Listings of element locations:
%%
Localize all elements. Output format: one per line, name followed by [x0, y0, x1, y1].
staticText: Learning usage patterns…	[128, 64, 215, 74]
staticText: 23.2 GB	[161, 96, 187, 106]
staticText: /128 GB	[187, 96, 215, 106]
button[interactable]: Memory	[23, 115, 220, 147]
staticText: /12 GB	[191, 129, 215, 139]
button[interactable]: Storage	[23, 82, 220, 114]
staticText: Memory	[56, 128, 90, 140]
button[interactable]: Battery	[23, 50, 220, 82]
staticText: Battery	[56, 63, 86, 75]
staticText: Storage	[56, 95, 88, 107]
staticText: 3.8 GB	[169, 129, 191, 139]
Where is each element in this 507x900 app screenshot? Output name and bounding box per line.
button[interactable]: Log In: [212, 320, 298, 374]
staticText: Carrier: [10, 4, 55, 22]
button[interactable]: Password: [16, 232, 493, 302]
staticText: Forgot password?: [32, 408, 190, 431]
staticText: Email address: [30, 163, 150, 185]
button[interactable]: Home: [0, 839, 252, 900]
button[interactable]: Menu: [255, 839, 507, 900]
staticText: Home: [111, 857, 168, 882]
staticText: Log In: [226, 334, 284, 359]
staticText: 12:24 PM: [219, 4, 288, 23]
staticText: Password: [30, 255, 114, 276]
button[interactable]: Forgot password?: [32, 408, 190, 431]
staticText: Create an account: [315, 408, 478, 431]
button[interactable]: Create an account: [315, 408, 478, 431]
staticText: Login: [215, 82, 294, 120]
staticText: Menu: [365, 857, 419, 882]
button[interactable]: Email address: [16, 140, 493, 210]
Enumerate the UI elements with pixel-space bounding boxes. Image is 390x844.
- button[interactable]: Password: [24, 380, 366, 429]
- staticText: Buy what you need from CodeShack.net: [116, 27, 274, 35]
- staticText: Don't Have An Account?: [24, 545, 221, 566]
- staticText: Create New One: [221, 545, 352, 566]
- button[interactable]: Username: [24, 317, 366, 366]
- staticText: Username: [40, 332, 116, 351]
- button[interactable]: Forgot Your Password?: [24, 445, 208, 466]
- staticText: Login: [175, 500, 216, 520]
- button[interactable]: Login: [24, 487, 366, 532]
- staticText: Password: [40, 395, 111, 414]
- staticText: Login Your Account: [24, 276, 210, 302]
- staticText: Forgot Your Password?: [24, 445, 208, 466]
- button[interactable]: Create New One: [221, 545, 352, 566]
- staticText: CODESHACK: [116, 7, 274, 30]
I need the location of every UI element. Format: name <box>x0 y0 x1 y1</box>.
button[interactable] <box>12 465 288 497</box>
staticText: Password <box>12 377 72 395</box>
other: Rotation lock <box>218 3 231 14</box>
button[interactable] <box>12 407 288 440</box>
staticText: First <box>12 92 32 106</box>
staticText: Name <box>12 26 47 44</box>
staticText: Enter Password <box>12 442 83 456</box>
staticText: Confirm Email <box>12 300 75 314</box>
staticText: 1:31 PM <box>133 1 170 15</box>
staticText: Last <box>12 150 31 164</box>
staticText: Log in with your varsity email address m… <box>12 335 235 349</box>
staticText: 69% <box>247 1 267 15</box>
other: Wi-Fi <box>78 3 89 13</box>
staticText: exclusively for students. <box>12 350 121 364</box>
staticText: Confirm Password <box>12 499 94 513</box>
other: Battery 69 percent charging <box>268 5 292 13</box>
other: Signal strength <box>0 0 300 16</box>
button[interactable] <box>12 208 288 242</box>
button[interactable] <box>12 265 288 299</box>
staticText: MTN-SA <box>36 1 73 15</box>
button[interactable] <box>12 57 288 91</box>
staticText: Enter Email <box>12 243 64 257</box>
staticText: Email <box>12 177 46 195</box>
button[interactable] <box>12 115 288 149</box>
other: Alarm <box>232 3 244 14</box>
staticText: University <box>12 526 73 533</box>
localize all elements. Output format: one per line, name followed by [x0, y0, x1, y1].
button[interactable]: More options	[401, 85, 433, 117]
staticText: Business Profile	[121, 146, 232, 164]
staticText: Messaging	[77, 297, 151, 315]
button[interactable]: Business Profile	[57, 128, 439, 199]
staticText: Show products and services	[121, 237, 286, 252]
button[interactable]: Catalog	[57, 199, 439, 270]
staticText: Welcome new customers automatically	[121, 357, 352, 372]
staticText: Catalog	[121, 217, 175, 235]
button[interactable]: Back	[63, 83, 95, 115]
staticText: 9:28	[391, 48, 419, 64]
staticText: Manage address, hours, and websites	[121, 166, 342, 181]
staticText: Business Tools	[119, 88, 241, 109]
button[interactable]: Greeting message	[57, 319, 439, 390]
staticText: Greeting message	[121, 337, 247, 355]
%%
TO DO: Please copy every row above line for line, changing nothing.

TASK RESULT:
Localize all elements. Output format: one per line, name followed by [x0, y0, x1, y1].
staticText: Learning usage patterns…	[128, 64, 215, 74]
staticText: 23.2 GB	[161, 96, 187, 106]
staticText: /128 GB	[187, 96, 215, 106]
button[interactable]: Memory	[23, 115, 220, 147]
staticText: /12 GB	[191, 129, 215, 139]
button[interactable]: Storage	[23, 82, 220, 114]
staticText: Memory	[56, 128, 90, 140]
button[interactable]: Battery	[23, 50, 220, 82]
staticText: Battery	[56, 63, 86, 75]
staticText: Storage	[56, 95, 88, 107]
staticText: 3.8 GB	[169, 129, 191, 139]
Where is each element in this 507x900 app screenshot? Output name and bounding box per line.
button[interactable]: Log In: [212, 320, 298, 374]
staticText: Carrier: [10, 4, 55, 22]
button[interactable]: Password: [16, 232, 493, 302]
staticText: Forgot password?: [32, 408, 190, 431]
staticText: Email address: [30, 163, 150, 185]
button[interactable]: Home: [0, 839, 252, 900]
button[interactable]: Menu: [255, 839, 507, 900]
staticText: Home: [111, 857, 168, 882]
staticText: Log In: [226, 334, 284, 359]
staticText: 12:24 PM: [219, 4, 288, 23]
staticText: Password: [30, 255, 114, 276]
button[interactable]: Forgot password?: [32, 408, 190, 431]
staticText: Create an account: [315, 408, 478, 431]
button[interactable]: Create an account: [315, 408, 478, 431]
staticText: Login: [215, 82, 294, 120]
staticText: Menu: [365, 857, 419, 882]
button[interactable]: Email address: [16, 140, 493, 210]
Enumerate the UI elements with pixel-space bounding boxes. Image is 390x844.
- button[interactable]: Password: [24, 380, 366, 429]
- staticText: Buy what you need from CodeShack.net: [116, 27, 274, 35]
- staticText: Don't Have An Account?: [24, 545, 221, 566]
- staticText: Create New One: [221, 545, 352, 566]
- button[interactable]: Username: [24, 317, 366, 366]
- staticText: Username: [40, 332, 116, 351]
- button[interactable]: Forgot Your Password?: [24, 445, 208, 466]
- staticText: Login: [175, 500, 216, 520]
- button[interactable]: Login: [24, 487, 366, 532]
- staticText: Password: [40, 395, 111, 414]
- staticText: Login Your Account: [24, 276, 210, 302]
- staticText: Forgot Your Password?: [24, 445, 208, 466]
- button[interactable]: Create New One: [221, 545, 352, 566]
- staticText: CODESHACK: [116, 7, 274, 30]
I need the location of every UI element. Format: name <box>x0 y0 x1 y1</box>.
button[interactable] <box>12 465 288 497</box>
staticText: Password <box>12 377 72 395</box>
other: Rotation lock <box>218 3 231 14</box>
button[interactable] <box>12 407 288 440</box>
staticText: First <box>12 92 32 106</box>
staticText: Name <box>12 26 47 44</box>
staticText: Enter Password <box>12 442 83 456</box>
staticText: Confirm Email <box>12 300 75 314</box>
staticText: 1:31 PM <box>133 1 170 15</box>
staticText: Last <box>12 150 31 164</box>
staticText: Log in with your varsity email address m… <box>12 335 235 349</box>
staticText: 69% <box>247 1 267 15</box>
other: Wi-Fi <box>78 3 89 13</box>
staticText: exclusively for students. <box>12 350 121 364</box>
staticText: Confirm Password <box>12 499 94 513</box>
other: Battery 69 percent charging <box>268 5 292 13</box>
other: Signal strength <box>0 0 300 16</box>
button[interactable] <box>12 208 288 242</box>
button[interactable] <box>12 265 288 299</box>
staticText: MTN-SA <box>36 1 73 15</box>
button[interactable] <box>12 57 288 91</box>
staticText: Enter Email <box>12 243 64 257</box>
staticText: Email <box>12 177 46 195</box>
button[interactable] <box>12 115 288 149</box>
other: Alarm <box>232 3 244 14</box>
staticText: University <box>12 526 73 533</box>
localize all elements. Output format: one per line, name followed by [x0, y0, x1, y1].
button[interactable]: More options	[401, 85, 433, 117]
staticText: Business Profile	[121, 146, 232, 164]
staticText: Messaging	[77, 297, 151, 315]
button[interactable]: Business Profile	[57, 128, 439, 199]
staticText: Show products and services	[121, 237, 286, 252]
button[interactable]: Catalog	[57, 199, 439, 270]
staticText: Welcome new customers automatically	[121, 357, 352, 372]
staticText: Catalog	[121, 217, 175, 235]
button[interactable]: Back	[63, 83, 95, 115]
staticText: 9:28	[391, 48, 419, 64]
staticText: Manage address, hours, and websites	[121, 166, 342, 181]
staticText: Business Tools	[119, 88, 241, 109]
button[interactable]: Greeting message	[57, 319, 439, 390]
staticText: Greeting message	[121, 337, 247, 355]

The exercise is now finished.